> [Supplied records]
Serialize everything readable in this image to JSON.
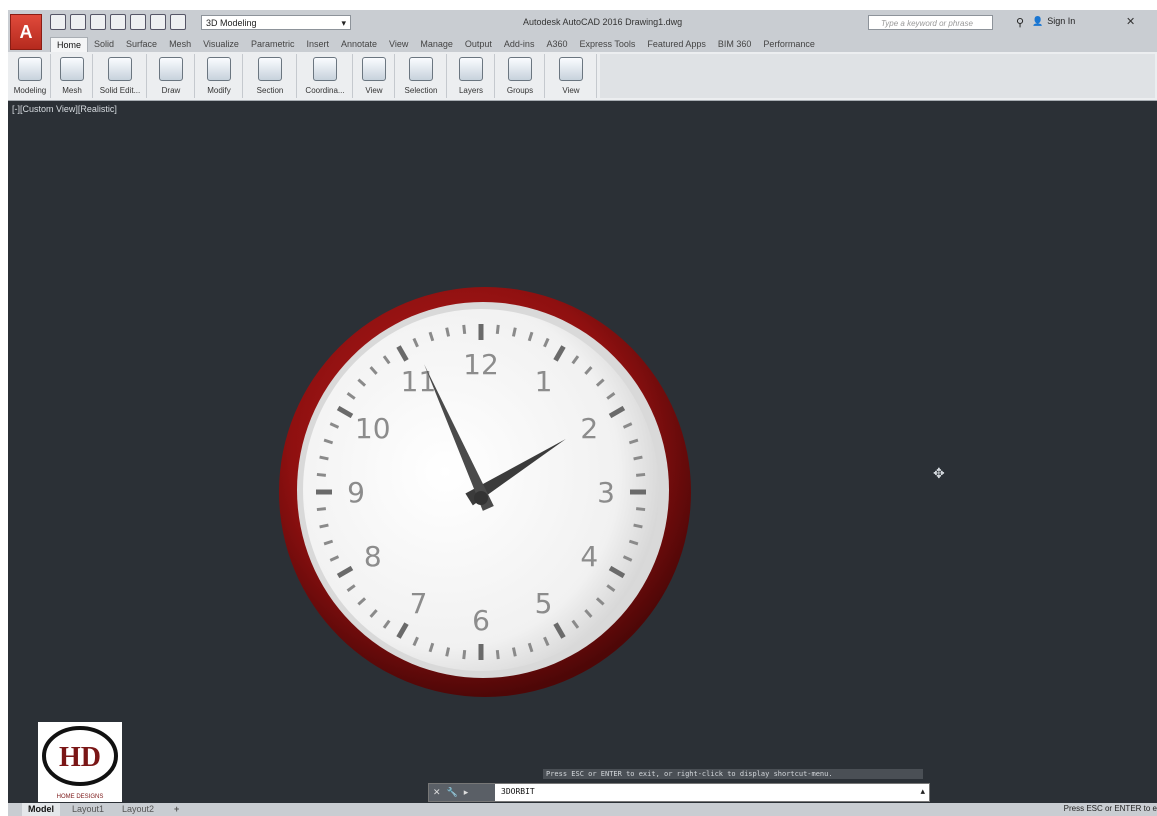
{
  "app": {
    "title": "Autodesk AutoCAD 2016  Drawing1.dwg",
    "workspace": "3D Modeling",
    "search_placeholder": "Type a keyword or phrase",
    "sign_in": "Sign In"
  },
  "tabs": [
    "Home",
    "Solid",
    "Surface",
    "Mesh",
    "Visualize",
    "Parametric",
    "Insert",
    "Annotate",
    "View",
    "Manage",
    "Output",
    "Add-ins",
    "A360",
    "Express Tools",
    "Featured Apps",
    "BIM 360",
    "Performance"
  ],
  "ribbon_panels": [
    "Modeling",
    "Mesh",
    "Solid Edit...",
    "Draw",
    "Modify",
    "Section",
    "Coordina...",
    "View",
    "Selection",
    "Layers",
    "Groups",
    "View"
  ],
  "viewport": {
    "label": "[-][Custom View][Realistic]"
  },
  "clock": {
    "numbers": [
      "12",
      "1",
      "2",
      "3",
      "4",
      "5",
      "6",
      "7",
      "8",
      "9",
      "10",
      "11"
    ],
    "time_hour": 1,
    "time_minute": 56,
    "rim_color": "#8f1010",
    "face_color": "#f2f2f2"
  },
  "logo": {
    "initials": "HD",
    "text": "HOME DESIGNS"
  },
  "command": {
    "prompt": "Press ESC or ENTER to exit, or right-click to display shortcut-menu.",
    "input": "3DORBIT"
  },
  "layout_tabs": [
    "Model",
    "Layout1",
    "Layout2"
  ],
  "status_message": "Press ESC or ENTER to e"
}
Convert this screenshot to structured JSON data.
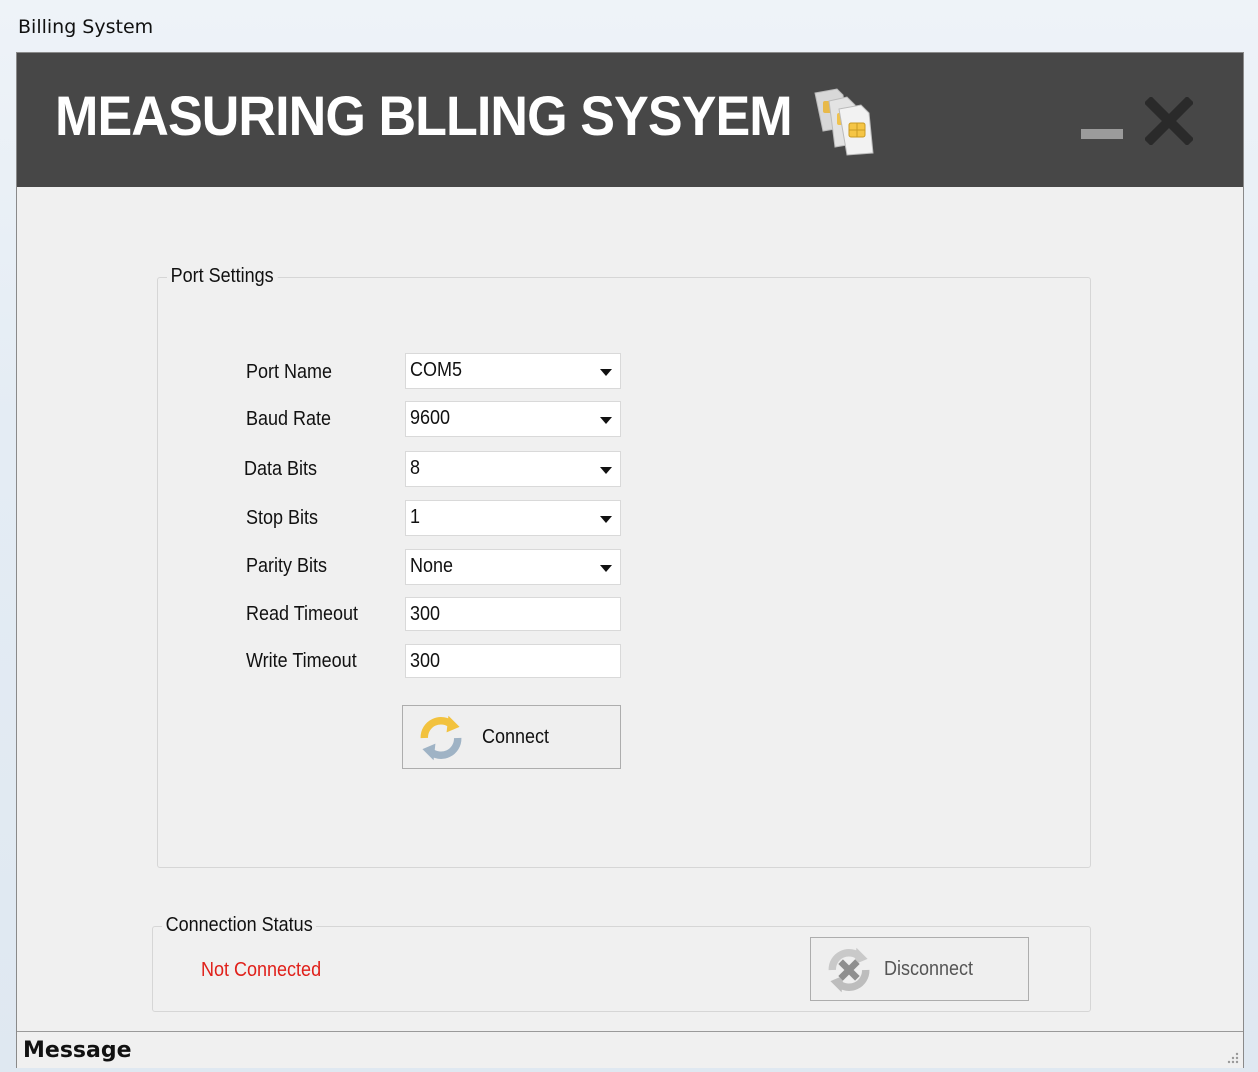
{
  "outer_window": {
    "title": "Billing System"
  },
  "header": {
    "title": "MEASURING BLLING SYSYEM",
    "icon": "sim-card-icon",
    "background": "#474747"
  },
  "port_settings": {
    "legend": "Port Settings",
    "fields": [
      {
        "label": "Port Name",
        "value": "COM5",
        "type": "dropdown"
      },
      {
        "label": "Baud Rate",
        "value": "9600",
        "type": "dropdown"
      },
      {
        "label": "Data Bits",
        "value": "8",
        "type": "dropdown"
      },
      {
        "label": "Stop Bits",
        "value": "1",
        "type": "dropdown"
      },
      {
        "label": "Parity Bits",
        "value": "None",
        "type": "dropdown"
      },
      {
        "label": "Read Timeout",
        "value": "300",
        "type": "text"
      },
      {
        "label": "Write Timeout",
        "value": "300",
        "type": "text"
      }
    ],
    "connect_label": "Connect"
  },
  "connection_status": {
    "legend": "Connection Status",
    "status": "Not Connected",
    "status_color": "#e0201a",
    "disconnect_label": "Disconnect"
  },
  "statusbar": {
    "message": "Message"
  }
}
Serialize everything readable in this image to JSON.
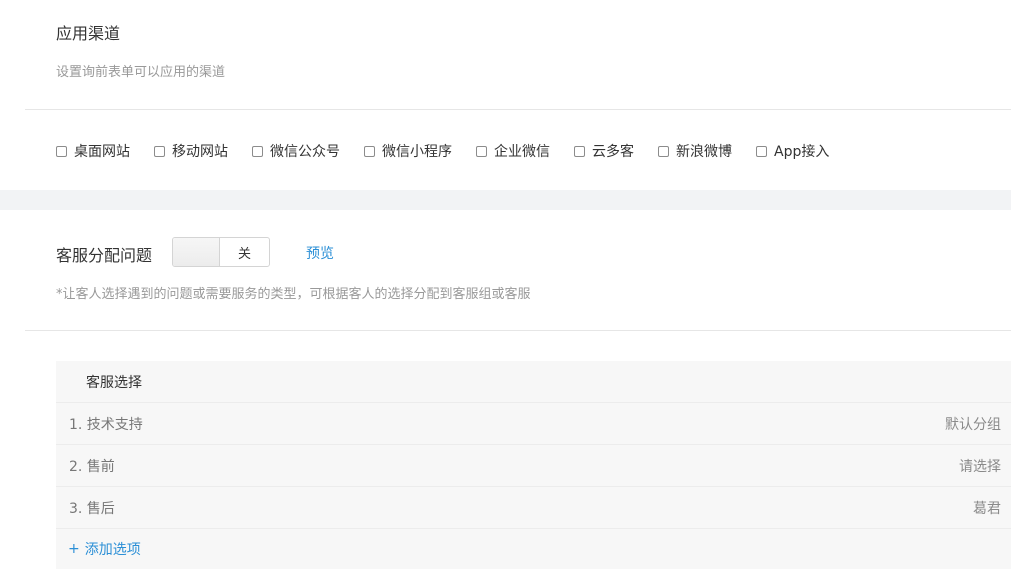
{
  "channels_section": {
    "title": "应用渠道",
    "subtitle": "设置询前表单可以应用的渠道",
    "options": [
      {
        "label": "桌面网站",
        "checked": false
      },
      {
        "label": "移动网站",
        "checked": false
      },
      {
        "label": "微信公众号",
        "checked": false
      },
      {
        "label": "微信小程序",
        "checked": false
      },
      {
        "label": "企业微信",
        "checked": false
      },
      {
        "label": "云多客",
        "checked": false
      },
      {
        "label": "新浪微博",
        "checked": false
      },
      {
        "label": "App接入",
        "checked": false
      }
    ]
  },
  "assign_section": {
    "title": "客服分配问题",
    "toggle_state": "关",
    "preview_link": "预览",
    "hint": "*让客人选择遇到的问题或需要服务的类型，可根据客人的选择分配到客服组或客服"
  },
  "service_table": {
    "header": "客服选择",
    "rows": [
      {
        "label": "1. 技术支持",
        "value": "默认分组"
      },
      {
        "label": "2. 售前",
        "value": "请选择"
      },
      {
        "label": "3. 售后",
        "value": "葛君"
      }
    ],
    "add_plus": "+",
    "add_label": "添加选项"
  }
}
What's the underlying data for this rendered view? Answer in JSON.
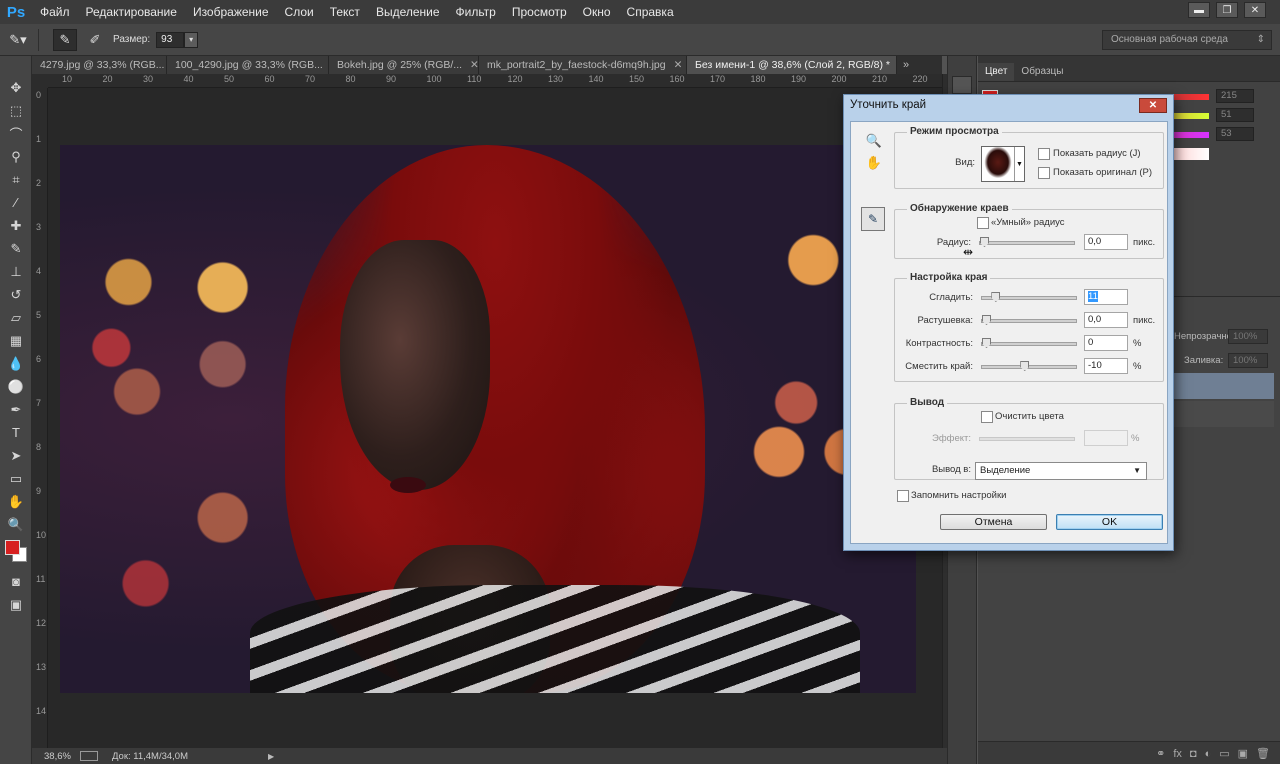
{
  "app": {
    "logo": "Ps",
    "menu": [
      "Файл",
      "Редактирование",
      "Изображение",
      "Слои",
      "Текст",
      "Выделение",
      "Фильтр",
      "Просмотр",
      "Окно",
      "Справка"
    ],
    "window_controls": [
      "▬",
      "❐",
      "✕"
    ]
  },
  "options_bar": {
    "size_label": "Размер:",
    "size_value": "93",
    "workspace": "Основная рабочая среда",
    "icons": [
      "brush-options-icon",
      "refine-radius-icon",
      "erase-refinements-icon"
    ]
  },
  "tabs": [
    {
      "label": "4279.jpg @ 33,3% (RGB...",
      "close": "✕"
    },
    {
      "label": "100_4290.jpg @ 33,3% (RGB...",
      "close": "✕"
    },
    {
      "label": "Bokeh.jpg @ 25% (RGB/...",
      "close": "✕"
    },
    {
      "label": "mk_portrait2_by_faestock-d6mq9h.jpg",
      "close": "✕"
    },
    {
      "label": "Без имени-1 @ 38,6% (Слой 2, RGB/8) *",
      "close": "✕"
    }
  ],
  "tabs_more": "»",
  "ruler_top_ticks": [
    "10",
    "20",
    "30",
    "40",
    "50",
    "60",
    "70",
    "80",
    "90",
    "100",
    "110",
    "120",
    "130",
    "140",
    "150",
    "160",
    "170",
    "180",
    "190",
    "200",
    "210",
    "220"
  ],
  "ruler_left_ticks": [
    "0",
    "1",
    "2",
    "3",
    "4",
    "5",
    "6",
    "7",
    "8",
    "9",
    "10",
    "11",
    "12",
    "13",
    "14"
  ],
  "status": {
    "zoom": "38,6%",
    "doc": "Док: 11,4M/34,0M",
    "arrow": "▶"
  },
  "panel": {
    "tabs": [
      "Цвет",
      "Образцы"
    ],
    "color_values": [
      "215",
      "51",
      "53"
    ],
    "opacity_label": "Непрозрачность:",
    "opacity_value": "100%",
    "fill_label": "Заливка:",
    "fill_value": "100%",
    "footer_icons": [
      "⚭",
      "fx",
      "◘",
      "◐",
      "▭",
      "▣",
      "🗑"
    ]
  },
  "dialog": {
    "title": "Уточнить край",
    "close": "✕",
    "view_mode": {
      "title": "Режим просмотра",
      "view_label": "Вид:",
      "show_radius": "Показать радиус (J)",
      "show_original": "Показать оригинал (P)"
    },
    "edge_detection": {
      "title": "Обнаружение краев",
      "smart_radius": "«Умный» радиус",
      "radius_label": "Радиус:",
      "radius_value": "0,0",
      "radius_unit": "пикс.",
      "radius_level": 0
    },
    "adjust_edge": {
      "title": "Настройка края",
      "rows": [
        {
          "label": "Сгладить:",
          "value": "11",
          "unit": "",
          "level": 0.11
        },
        {
          "label": "Растушевка:",
          "value": "0,0",
          "unit": "пикс.",
          "level": 0
        },
        {
          "label": "Контрастность:",
          "value": "0",
          "unit": "%",
          "level": 0
        },
        {
          "label": "Сместить край:",
          "value": "-10",
          "unit": "%",
          "level": 0.45
        }
      ]
    },
    "output": {
      "title": "Вывод",
      "decontaminate": "Очистить цвета",
      "amount_label": "Эффект:",
      "amount_unit": "%",
      "output_to_label": "Вывод в:",
      "output_to_value": "Выделение"
    },
    "remember": "Запомнить настройки",
    "cancel": "Отмена",
    "ok": "OK"
  }
}
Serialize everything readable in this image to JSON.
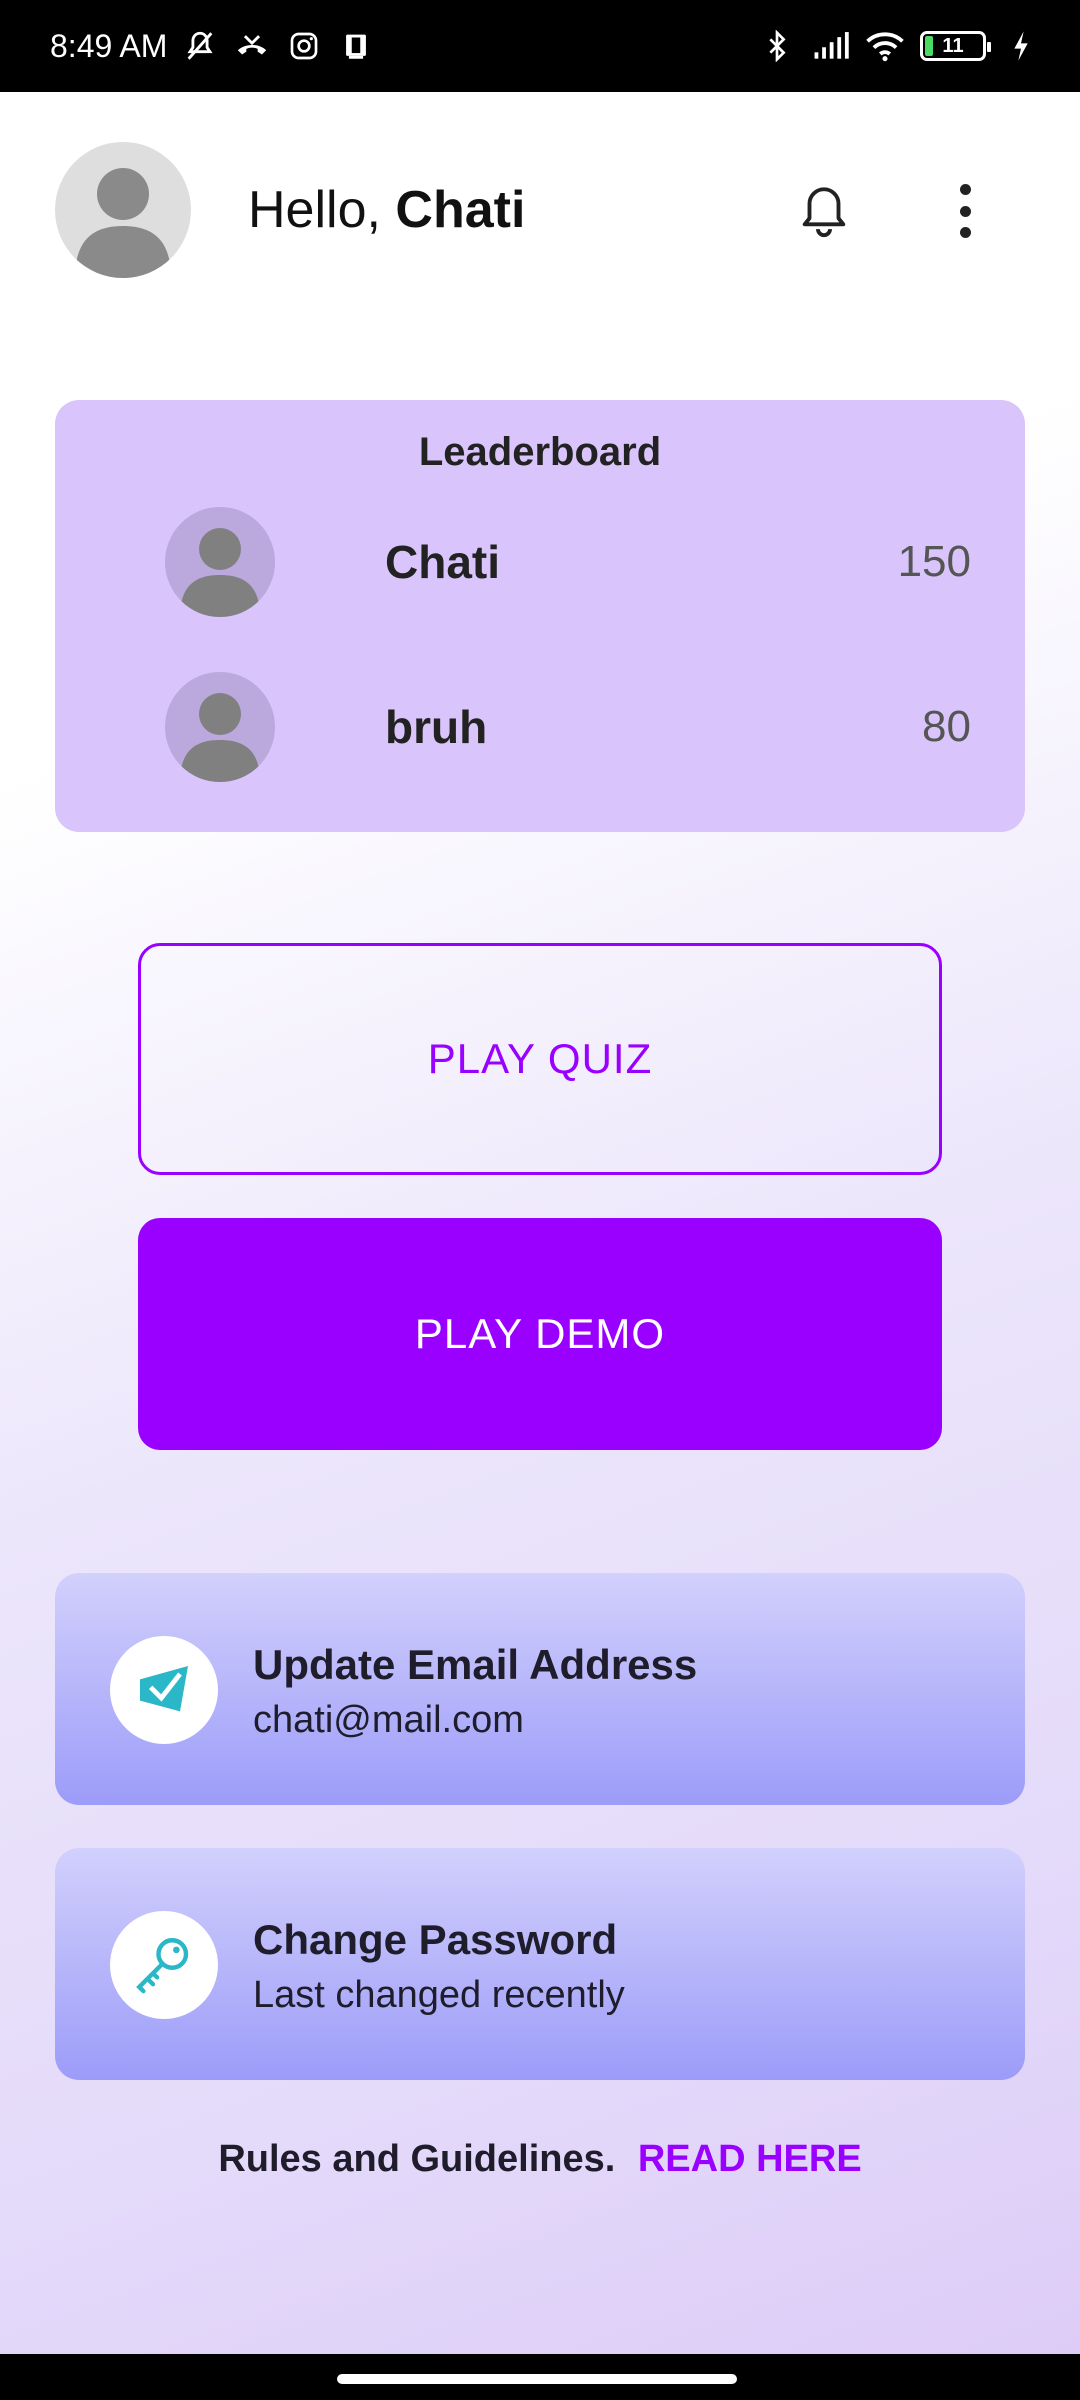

> [Brief]
Go over the records above and tally each line that includes "Timeout". Give the total by itself.

> [Task solution]
2